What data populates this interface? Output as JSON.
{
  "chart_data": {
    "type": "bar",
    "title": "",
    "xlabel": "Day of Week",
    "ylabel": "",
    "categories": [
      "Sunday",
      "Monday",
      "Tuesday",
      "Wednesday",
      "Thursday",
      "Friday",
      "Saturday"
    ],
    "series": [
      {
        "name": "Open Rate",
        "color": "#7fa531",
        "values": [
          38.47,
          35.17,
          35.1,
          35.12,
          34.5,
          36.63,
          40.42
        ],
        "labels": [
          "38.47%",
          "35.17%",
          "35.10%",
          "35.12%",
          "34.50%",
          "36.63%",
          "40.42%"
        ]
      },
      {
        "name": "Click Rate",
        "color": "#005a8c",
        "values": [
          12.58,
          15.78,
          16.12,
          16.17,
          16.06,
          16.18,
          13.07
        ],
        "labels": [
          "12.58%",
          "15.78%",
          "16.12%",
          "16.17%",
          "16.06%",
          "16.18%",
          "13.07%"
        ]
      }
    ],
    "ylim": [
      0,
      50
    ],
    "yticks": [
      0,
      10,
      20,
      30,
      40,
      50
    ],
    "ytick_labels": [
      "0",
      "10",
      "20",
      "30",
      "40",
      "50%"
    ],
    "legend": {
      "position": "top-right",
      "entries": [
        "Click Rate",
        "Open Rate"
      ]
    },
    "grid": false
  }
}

**WORK TO COMPLETE:** Output each record exactly, leaving nothing out.

**ANSWER TO THIS EXERCISE:**
What data populates this interface? Output as JSON.
{
  "chart_data": {
    "type": "bar",
    "title": "",
    "xlabel": "Day of Week",
    "ylabel": "",
    "categories": [
      "Sunday",
      "Monday",
      "Tuesday",
      "Wednesday",
      "Thursday",
      "Friday",
      "Saturday"
    ],
    "series": [
      {
        "name": "Open Rate",
        "color": "#7fa531",
        "values": [
          38.47,
          35.17,
          35.1,
          35.12,
          34.5,
          36.63,
          40.42
        ],
        "labels": [
          "38.47%",
          "35.17%",
          "35.10%",
          "35.12%",
          "34.50%",
          "36.63%",
          "40.42%"
        ]
      },
      {
        "name": "Click Rate",
        "color": "#005a8c",
        "values": [
          12.58,
          15.78,
          16.12,
          16.17,
          16.06,
          16.18,
          13.07
        ],
        "labels": [
          "12.58%",
          "15.78%",
          "16.12%",
          "16.17%",
          "16.06%",
          "16.18%",
          "13.07%"
        ]
      }
    ],
    "ylim": [
      0,
      50
    ],
    "yticks": [
      0,
      10,
      20,
      30,
      40,
      50
    ],
    "ytick_labels": [
      "0",
      "10",
      "20",
      "30",
      "40",
      "50%"
    ],
    "legend": {
      "position": "top-right",
      "entries": [
        "Click Rate",
        "Open Rate"
      ]
    },
    "grid": false
  }
}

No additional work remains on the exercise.